WHAT THE TASK REQUIRES
Quote all entries exactly, leaving pictures aside.

(Structured figure records)
######
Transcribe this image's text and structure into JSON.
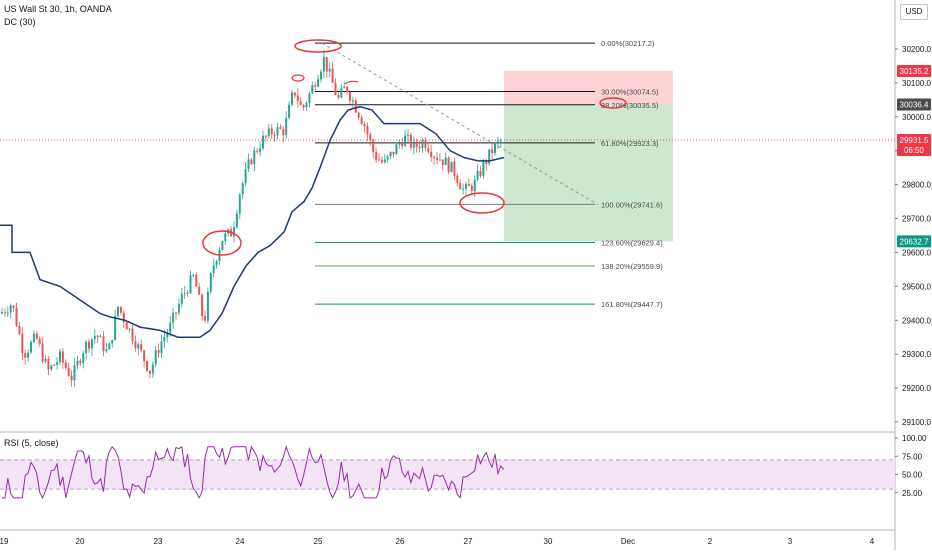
{
  "header": {
    "symbol": "US Wall St 30, 1h, OANDA",
    "indicator": "DC (30)",
    "currency": "USD"
  },
  "rsi": {
    "label": "RSI (5, close)",
    "ticks": [
      "100.00",
      "75.00",
      "50.00",
      "25.00"
    ],
    "upper_band": 70,
    "lower_band": 30,
    "color": "#9c27b0"
  },
  "chart_data": {
    "type": "candlestick",
    "price_range": [
      29070,
      30290
    ],
    "price_ticks": [
      29100,
      29200,
      29300,
      29400,
      29500,
      29600,
      29700,
      29800,
      29900,
      30000,
      30100,
      30200
    ],
    "price_tick_labels": [
      "29100.0",
      "29200.0",
      "29300.0",
      "29400.0",
      "29500.0",
      "29600.0",
      "29700.0",
      "29800.0",
      "29900.0",
      "30000.0",
      "30100.0",
      "30200.0"
    ],
    "x_axis_labels": [
      "19",
      "20",
      "23",
      "24",
      "25",
      "26",
      "27",
      "30",
      "Dec",
      "2",
      "3",
      "4"
    ],
    "price_labels": [
      {
        "text": "30135.2",
        "value": 30135.2,
        "color": "#f23645"
      },
      {
        "text": "30036.4",
        "value": 30036.4,
        "color": "#4a4a4a"
      },
      {
        "text": "29931.5",
        "value": 29931.5,
        "color": "#f23645"
      },
      {
        "text": "06:50",
        "value": 29902,
        "color": "#f23645"
      },
      {
        "text": "29632.7",
        "value": 29632.7,
        "color": "#089981"
      }
    ],
    "fibonacci": [
      {
        "label": "0.00%(30217.2)",
        "value": 30217.2,
        "color": "#131722"
      },
      {
        "label": "30.00%(30074.5)",
        "value": 30074.5,
        "color": "#131722"
      },
      {
        "label": "38.20%(30035.5)",
        "value": 30035.5,
        "color": "#131722"
      },
      {
        "label": "61.80%(29923.3)",
        "value": 29923.3,
        "color": "#131722"
      },
      {
        "label": "100.00%(29741.6)",
        "value": 29741.6,
        "color": "#787b86"
      },
      {
        "label": "123.60%(29629.4)",
        "value": 29629.4,
        "color": "#089981"
      },
      {
        "label": "138.20%(29559.9)",
        "value": 29559.9,
        "color": "#4caf50"
      },
      {
        "label": "161.80%(29447.7)",
        "value": 29447.7,
        "color": "#089981"
      }
    ],
    "position": {
      "entry": 30036.4,
      "stop": 30135.2,
      "target": 29632.7,
      "stop_color": "#ffcdd2",
      "target_color": "#c8e6c9"
    },
    "colors": {
      "up": "#26a69a",
      "down": "#ef5350",
      "channel": "#1e3a6e",
      "annotation": "#e53935"
    }
  }
}
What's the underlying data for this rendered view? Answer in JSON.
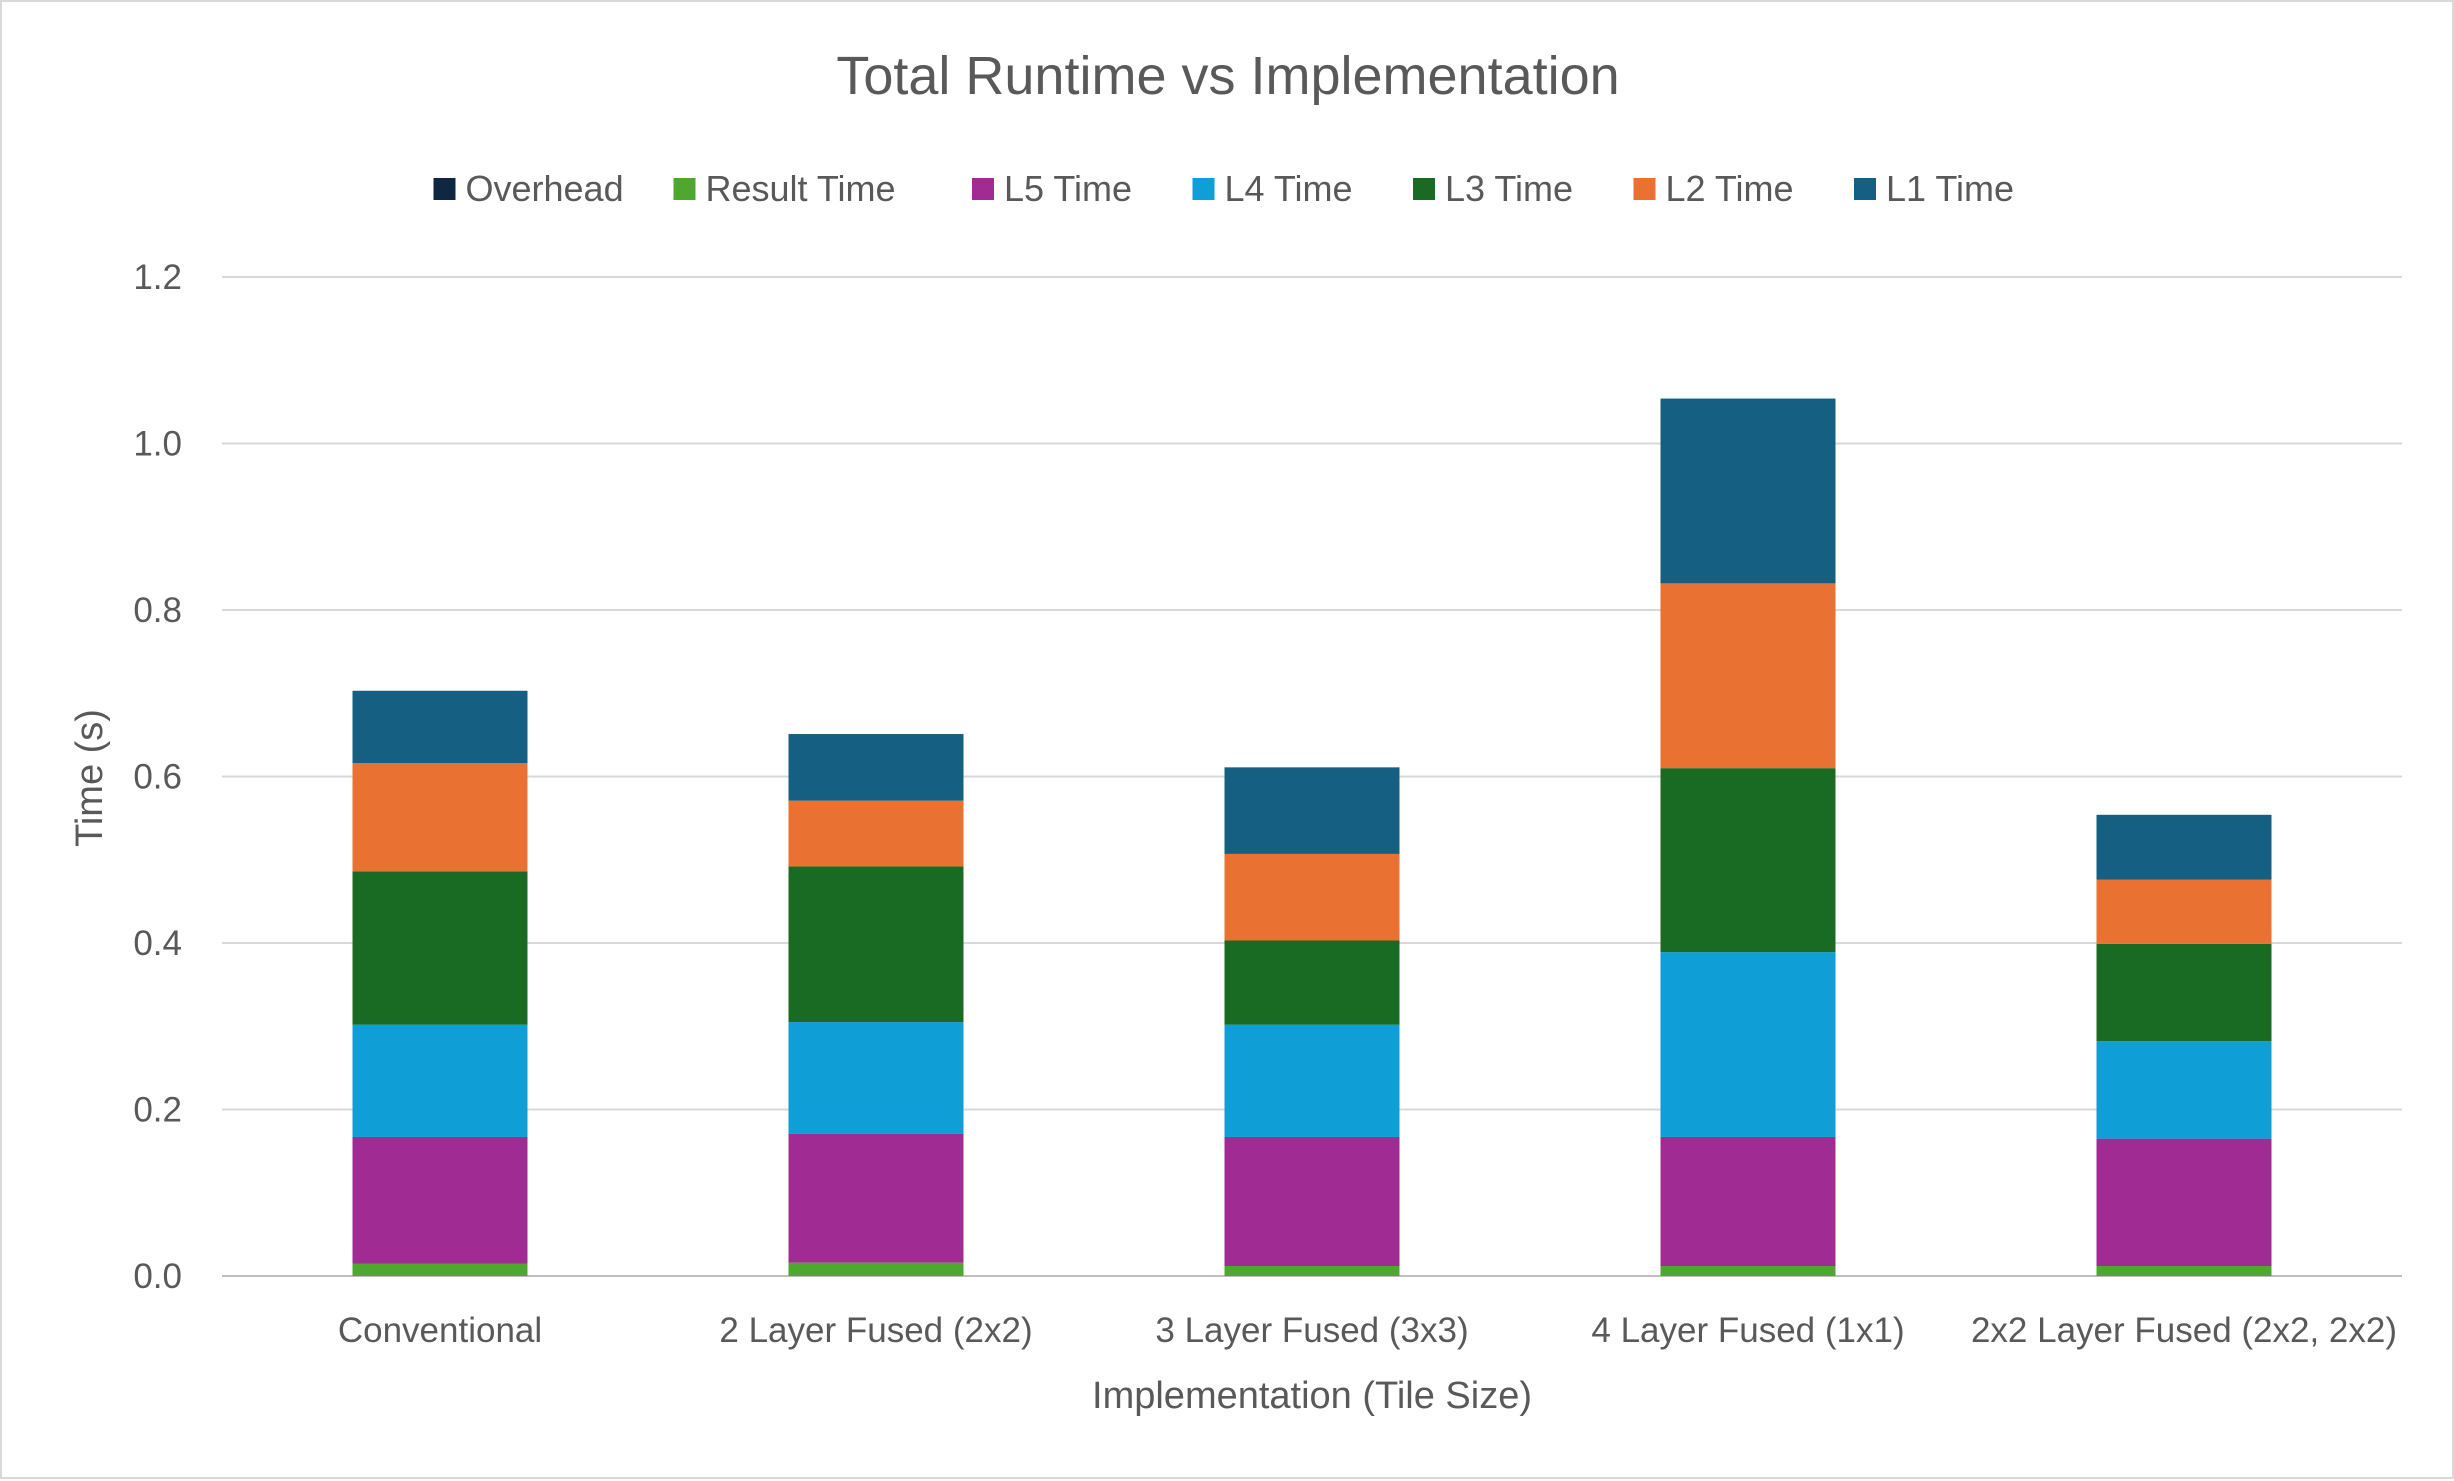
{
  "chart_data": {
    "type": "bar",
    "stacked": true,
    "title": "Total Runtime vs Implementation",
    "xlabel": "Implementation (Tile Size)",
    "ylabel": "Time (s)",
    "ylim": [
      0,
      1.2
    ],
    "yticks": [
      "0.0",
      "0.2",
      "0.4",
      "0.6",
      "0.8",
      "1.0",
      "1.2"
    ],
    "grid": true,
    "legend_position": "top",
    "categories": [
      "Conventional",
      "2 Layer Fused (2x2)",
      "3 Layer Fused (3x3)",
      "4 Layer Fused (1x1)",
      "2x2 Layer Fused (2x2, 2x2)"
    ],
    "legend_order": [
      "Overhead",
      "Result Time",
      "L5 Time",
      "L4 Time",
      "L3 Time",
      "L2 Time",
      "L1 Time"
    ],
    "series": [
      {
        "name": "Overhead",
        "color": "#0e2841",
        "values": [
          0.0,
          0.0,
          0.0,
          0.0,
          0.0
        ]
      },
      {
        "name": "Result Time",
        "color": "#4ea72e",
        "values": [
          0.015,
          0.016,
          0.012,
          0.012,
          0.012
        ]
      },
      {
        "name": "L5 Time",
        "color": "#a02b93",
        "values": [
          0.152,
          0.155,
          0.155,
          0.155,
          0.153
        ]
      },
      {
        "name": "L4 Time",
        "color": "#0f9ed5",
        "values": [
          0.135,
          0.134,
          0.135,
          0.222,
          0.117
        ]
      },
      {
        "name": "L3 Time",
        "color": "#196b24",
        "values": [
          0.184,
          0.187,
          0.101,
          0.221,
          0.117
        ]
      },
      {
        "name": "L2 Time",
        "color": "#e97132",
        "values": [
          0.13,
          0.079,
          0.104,
          0.222,
          0.077
        ]
      },
      {
        "name": "L1 Time",
        "color": "#156082",
        "values": [
          0.087,
          0.08,
          0.104,
          0.222,
          0.078
        ]
      }
    ]
  }
}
######
OUTPUT OF THE EXERCISE
Transcribe this image's text and structure into JSON.
{
  "header": {
    "symbol": "US Wall St 30, 1h, OANDA",
    "indicator": "DC (30)",
    "currency": "USD"
  },
  "rsi": {
    "label": "RSI (5, close)",
    "ticks": [
      "100.00",
      "75.00",
      "50.00",
      "25.00"
    ],
    "upper_band": 70,
    "lower_band": 30,
    "color": "#9c27b0"
  },
  "chart_data": {
    "type": "candlestick",
    "price_range": [
      29070,
      30290
    ],
    "price_ticks": [
      29100,
      29200,
      29300,
      29400,
      29500,
      29600,
      29700,
      29800,
      29900,
      30000,
      30100,
      30200
    ],
    "price_tick_labels": [
      "29100.0",
      "29200.0",
      "29300.0",
      "29400.0",
      "29500.0",
      "29600.0",
      "29700.0",
      "29800.0",
      "29900.0",
      "30000.0",
      "30100.0",
      "30200.0"
    ],
    "x_axis_labels": [
      "19",
      "20",
      "23",
      "24",
      "25",
      "26",
      "27",
      "30",
      "Dec",
      "2",
      "3",
      "4"
    ],
    "price_labels": [
      {
        "text": "30135.2",
        "value": 30135.2,
        "color": "#f23645"
      },
      {
        "text": "30036.4",
        "value": 30036.4,
        "color": "#4a4a4a"
      },
      {
        "text": "29931.5",
        "value": 29931.5,
        "color": "#f23645"
      },
      {
        "text": "06:50",
        "value": 29902,
        "color": "#f23645"
      },
      {
        "text": "29632.7",
        "value": 29632.7,
        "color": "#089981"
      }
    ],
    "fibonacci": [
      {
        "label": "0.00%(30217.2)",
        "value": 30217.2,
        "color": "#131722"
      },
      {
        "label": "30.00%(30074.5)",
        "value": 30074.5,
        "color": "#131722"
      },
      {
        "label": "38.20%(30035.5)",
        "value": 30035.5,
        "color": "#131722"
      },
      {
        "label": "61.80%(29923.3)",
        "value": 29923.3,
        "color": "#131722"
      },
      {
        "label": "100.00%(29741.6)",
        "value": 29741.6,
        "color": "#787b86"
      },
      {
        "label": "123.60%(29629.4)",
        "value": 29629.4,
        "color": "#089981"
      },
      {
        "label": "138.20%(29559.9)",
        "value": 29559.9,
        "color": "#4caf50"
      },
      {
        "label": "161.80%(29447.7)",
        "value": 29447.7,
        "color": "#089981"
      }
    ],
    "position": {
      "entry": 30036.4,
      "stop": 30135.2,
      "target": 29632.7,
      "stop_color": "#ffcdd2",
      "target_color": "#c8e6c9"
    },
    "colors": {
      "up": "#26a69a",
      "down": "#ef5350",
      "channel": "#1e3a6e",
      "annotation": "#e53935"
    }
  }
}
What's the underlying data for this rendered view? Answer in JSON.
{
  "chart_data": {
    "type": "bar",
    "stacked": true,
    "title": "Total Runtime vs Implementation",
    "xlabel": "Implementation (Tile Size)",
    "ylabel": "Time (s)",
    "ylim": [
      0,
      1.2
    ],
    "yticks": [
      "0.0",
      "0.2",
      "0.4",
      "0.6",
      "0.8",
      "1.0",
      "1.2"
    ],
    "grid": true,
    "legend_position": "top",
    "categories": [
      "Conventional",
      "2 Layer Fused (2x2)",
      "3 Layer Fused (3x3)",
      "4 Layer Fused (1x1)",
      "2x2 Layer Fused (2x2, 2x2)"
    ],
    "legend_order": [
      "Overhead",
      "Result Time",
      "L5 Time",
      "L4 Time",
      "L3 Time",
      "L2 Time",
      "L1 Time"
    ],
    "series": [
      {
        "name": "Overhead",
        "color": "#0e2841",
        "values": [
          0.0,
          0.0,
          0.0,
          0.0,
          0.0
        ]
      },
      {
        "name": "Result Time",
        "color": "#4ea72e",
        "values": [
          0.015,
          0.016,
          0.012,
          0.012,
          0.012
        ]
      },
      {
        "name": "L5 Time",
        "color": "#a02b93",
        "values": [
          0.152,
          0.155,
          0.155,
          0.155,
          0.153
        ]
      },
      {
        "name": "L4 Time",
        "color": "#0f9ed5",
        "values": [
          0.135,
          0.134,
          0.135,
          0.222,
          0.117
        ]
      },
      {
        "name": "L3 Time",
        "color": "#196b24",
        "values": [
          0.184,
          0.187,
          0.101,
          0.221,
          0.117
        ]
      },
      {
        "name": "L2 Time",
        "color": "#e97132",
        "values": [
          0.13,
          0.079,
          0.104,
          0.222,
          0.077
        ]
      },
      {
        "name": "L1 Time",
        "color": "#156082",
        "values": [
          0.087,
          0.08,
          0.104,
          0.222,
          0.078
        ]
      }
    ]
  }
}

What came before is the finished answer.